Begin PROVIDED ENTRIES
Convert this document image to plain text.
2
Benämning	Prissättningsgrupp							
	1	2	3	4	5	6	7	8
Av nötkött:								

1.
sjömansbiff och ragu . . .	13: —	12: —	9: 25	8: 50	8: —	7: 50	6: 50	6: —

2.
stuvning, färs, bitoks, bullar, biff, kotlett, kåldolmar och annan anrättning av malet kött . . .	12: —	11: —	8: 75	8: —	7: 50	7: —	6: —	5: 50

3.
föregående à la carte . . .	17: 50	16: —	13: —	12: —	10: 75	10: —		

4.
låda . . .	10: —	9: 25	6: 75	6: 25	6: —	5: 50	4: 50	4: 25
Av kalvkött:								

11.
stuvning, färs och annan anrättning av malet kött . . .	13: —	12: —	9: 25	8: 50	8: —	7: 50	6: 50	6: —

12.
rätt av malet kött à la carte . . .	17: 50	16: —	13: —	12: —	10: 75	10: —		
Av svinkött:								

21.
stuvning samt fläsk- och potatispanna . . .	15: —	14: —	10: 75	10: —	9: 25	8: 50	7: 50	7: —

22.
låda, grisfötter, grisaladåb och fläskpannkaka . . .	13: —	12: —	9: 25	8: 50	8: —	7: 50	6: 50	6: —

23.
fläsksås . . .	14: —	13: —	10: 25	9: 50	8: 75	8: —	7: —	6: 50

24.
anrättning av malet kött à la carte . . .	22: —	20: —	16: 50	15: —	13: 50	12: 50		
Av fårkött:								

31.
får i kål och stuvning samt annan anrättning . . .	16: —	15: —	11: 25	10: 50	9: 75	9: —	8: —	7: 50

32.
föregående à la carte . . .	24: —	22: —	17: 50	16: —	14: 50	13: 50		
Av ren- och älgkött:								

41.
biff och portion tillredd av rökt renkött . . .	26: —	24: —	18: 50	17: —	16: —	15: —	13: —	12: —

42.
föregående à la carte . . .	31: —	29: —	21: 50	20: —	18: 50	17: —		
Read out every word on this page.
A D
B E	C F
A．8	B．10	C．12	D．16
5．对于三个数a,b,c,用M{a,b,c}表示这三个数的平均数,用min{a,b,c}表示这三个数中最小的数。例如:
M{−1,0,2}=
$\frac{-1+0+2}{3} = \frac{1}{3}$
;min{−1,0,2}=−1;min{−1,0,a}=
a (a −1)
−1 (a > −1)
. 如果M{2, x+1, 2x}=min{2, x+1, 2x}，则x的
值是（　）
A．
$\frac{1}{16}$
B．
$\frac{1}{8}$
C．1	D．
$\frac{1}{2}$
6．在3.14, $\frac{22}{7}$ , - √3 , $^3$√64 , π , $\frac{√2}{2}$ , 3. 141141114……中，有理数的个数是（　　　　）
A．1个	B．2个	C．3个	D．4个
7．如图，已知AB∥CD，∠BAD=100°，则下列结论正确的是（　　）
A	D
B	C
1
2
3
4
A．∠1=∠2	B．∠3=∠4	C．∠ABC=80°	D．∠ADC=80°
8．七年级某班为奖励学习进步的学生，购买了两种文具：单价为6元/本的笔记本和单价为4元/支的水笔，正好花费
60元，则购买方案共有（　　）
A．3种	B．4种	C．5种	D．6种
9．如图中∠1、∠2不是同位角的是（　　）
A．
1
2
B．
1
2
End PROVIDED ENTRIES
AIM OF THE EXERCISE:
Emit the full listing verbatim.

WRITTEN SOLUTION:
Convert this document image to plain text.
2
Benämning	Prissättningsgrupp							
	1	2	3	4	5	6	7	8
Av nötkött:								

1.
sjömansbiff och ragu . . .	13: —	12: —	9: 25	8: 50	8: —	7: 50	6: 50	6: —

2.
stuvning, färs, bitoks, bullar, biff, kotlett, kåldolmar och annan anrättning av malet kött . . .	12: —	11: —	8: 75	8: —	7: 50	7: —	6: —	5: 50

3.
föregående à la carte . . .	17: 50	16: —	13: —	12: —	10: 75	10: —		

4.
låda . . .	10: —	9: 25	6: 75	6: 25	6: —	5: 50	4: 50	4: 25
Av kalvkött:								

11.
stuvning, färs och annan anrättning av malet kött . . .	13: —	12: —	9: 25	8: 50	8: —	7: 50	6: 50	6: —

12.
rätt av malet kött à la carte . . .	17: 50	16: —	13: —	12: —	10: 75	10: —		
Av svinkött:								

21.
stuvning samt fläsk- och potatispanna . . .	15: —	14: —	10: 75	10: —	9: 25	8: 50	7: 50	7: —

22.
låda, grisfötter, grisaladåb och fläskpannkaka . . .	13: —	12: —	9: 25	8: 50	8: —	7: 50	6: 50	6: —

23.
fläsksås . . .	14: —	13: —	10: 25	9: 50	8: 75	8: —	7: —	6: 50

24.
anrättning av malet kött à la carte . . .	22: —	20: —	16: 50	15: —	13: 50	12: 50		
Av fårkött:								

31.
får i kål och stuvning samt annan anrättning . . .	16: —	15: —	11: 25	10: 50	9: 75	9: —	8: —	7: 50

32.
föregående à la carte . . .	24: —	22: —	17: 50	16: —	14: 50	13: 50		
Av ren- och älgkött:								

41.
biff och portion tillredd av rökt renkött . . .	26: —	24: —	18: 50	17: —	16: —	15: —	13: —	12: —

42.
föregående à la carte . . .	31: —	29: —	21: 50	20: —	18: 50	17: —		
Read out every word on this page.
A D
B E	C F
A．8	B．10	C．12	D．16
5．对于三个数a,b,c,用M{a,b,c}表示这三个数的平均数,用min{a,b,c}表示这三个数中最小的数。例如:
M{−1,0,2}=
$\frac{-1+0+2}{3} = \frac{1}{3}$
;min{−1,0,2}=−1;min{−1,0,a}=
a (a −1)
−1 (a > −1)
. 如果M{2, x+1, 2x}=min{2, x+1, 2x}，则x的
值是（　）
A．
$\frac{1}{16}$
B．
$\frac{1}{8}$
C．1	D．
$\frac{1}{2}$
6．在3.14, $\frac{22}{7}$ , - √3 , $^3$√64 , π , $\frac{√2}{2}$ , 3. 141141114……中，有理数的个数是（　　　　）
A．1个	B．2个	C．3个	D．4个
7．如图，已知AB∥CD，∠BAD=100°，则下列结论正确的是（　　）
A	D
B	C
1
2
3
4
A．∠1=∠2	B．∠3=∠4	C．∠ABC=80°	D．∠ADC=80°
8．七年级某班为奖励学习进步的学生，购买了两种文具：单价为6元/本的笔记本和单价为4元/支的水笔，正好花费
60元，则购买方案共有（　　）
A．3种	B．4种	C．5种	D．6种
9．如图中∠1、∠2不是同位角的是（　　）
A．
1
2
B．
1
2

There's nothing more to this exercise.